Prompt: Select each line where the word "leven" appears.

[Stored records]
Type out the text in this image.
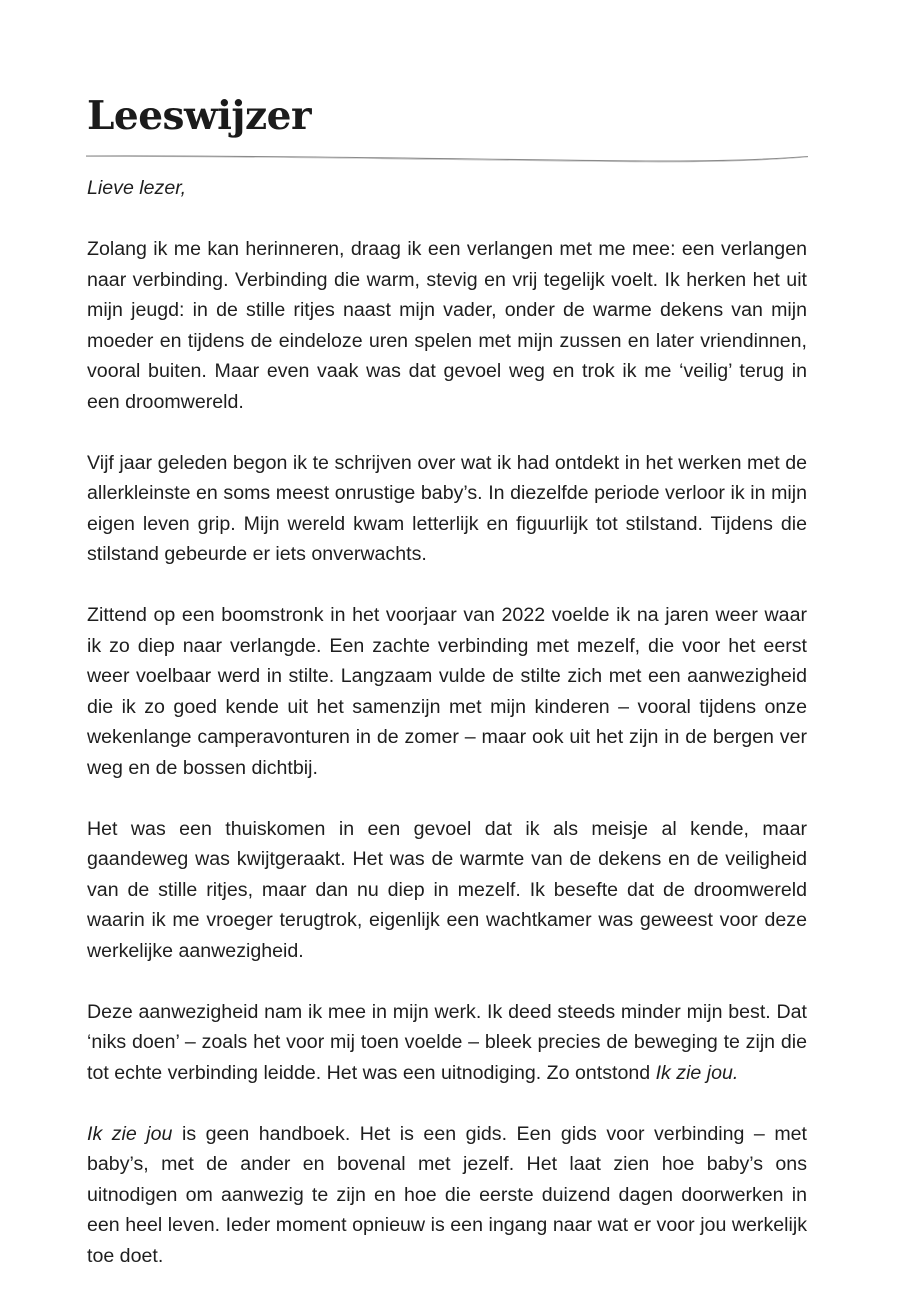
Leeswijzer

Lieve lezer,

Zolang ik me kan herinneren, draag ik een verlangen met me mee: een verlangen naar verbinding. Verbinding die warm, stevig en vrij tegelijk voelt. Ik herken het uit mijn jeugd: in de stille ritjes naast mijn vader, onder de warme dekens van mijn moeder en tijdens de eindeloze uren spelen met mijn zussen en later vriendinnen, vooral buiten. Maar even vaak was dat gevoel weg en trok ik me ‘veilig’ terug in een droomwereld.

Vijf jaar geleden begon ik te schrijven over wat ik had ontdekt in het werken met de allerkleinste en soms meest onrustige baby’s. In diezelfde periode verloor ik in mijn eigen leven grip. Mijn wereld kwam letterlijk en figuurlijk tot stilstand. Tijdens die stilstand gebeurde er iets onverwachts.

Zittend op een boomstronk in het voorjaar van 2022 voelde ik na jaren weer waar ik zo diep naar verlangde. Een zachte verbinding met mezelf, die voor het eerst weer voelbaar werd in stilte. Langzaam vulde de stilte zich met een aanwezigheid die ik zo goed kende uit het samenzijn met mijn kinderen – vooral tijdens onze wekenlange camperavonturen in de zomer – maar ook uit het zijn in de bergen ver weg en de bossen dichtbij.

Het was een thuiskomen in een gevoel dat ik als meisje al kende, maar gaandeweg was kwijtgeraakt. Het was de warmte van de dekens en de veiligheid van de stille ritjes, maar dan nu diep in mezelf. Ik besefte dat de droomwereld waarin ik me vroeger terugtrok, eigenlijk een wachtkamer was geweest voor deze werkelijke aanwezigheid.

Deze aanwezigheid nam ik mee in mijn werk. Ik deed steeds minder mijn best. Dat ‘niks doen’ – zoals het voor mij toen voelde – bleek precies de beweging te zijn die tot echte verbinding leidde. Het was een uitnodiging. Zo ontstond Ik zie jou.

Ik zie jou is geen handboek. Het is een gids. Een gids voor verbinding – met baby’s, met de ander en bovenal met jezelf. Het laat zien hoe baby’s ons uitnodigen om aanwezig te zijn en hoe die eerste duizend dagen doorwerken in een heel leven. Ieder moment opnieuw is een ingang naar wat er voor jou werkelijk toe doet.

Finished answer:
Vijf jaar geleden begon ik te schrijven over wat ik had ontdekt in het werken met de allerkleinste en soms meest onrustige baby’s. In diezelfde periode verloor ik in mijn eigen leven grip. Mijn wereld kwam letterlijk en figuurlijk tot stilstand. Tijdens die stilstand gebeurde er iets onverwachts.
Ik zie jou is geen handboek. Het is een gids. Een gids voor verbinding – met baby’s, met de ander en bovenal met jezelf. Het laat zien hoe baby’s ons uitnodigen om aanwezig te zijn en hoe die eerste duizend dagen doorwerken in een heel leven. Ieder moment opnieuw is een ingang naar wat er voor jou werkelijk toe doet.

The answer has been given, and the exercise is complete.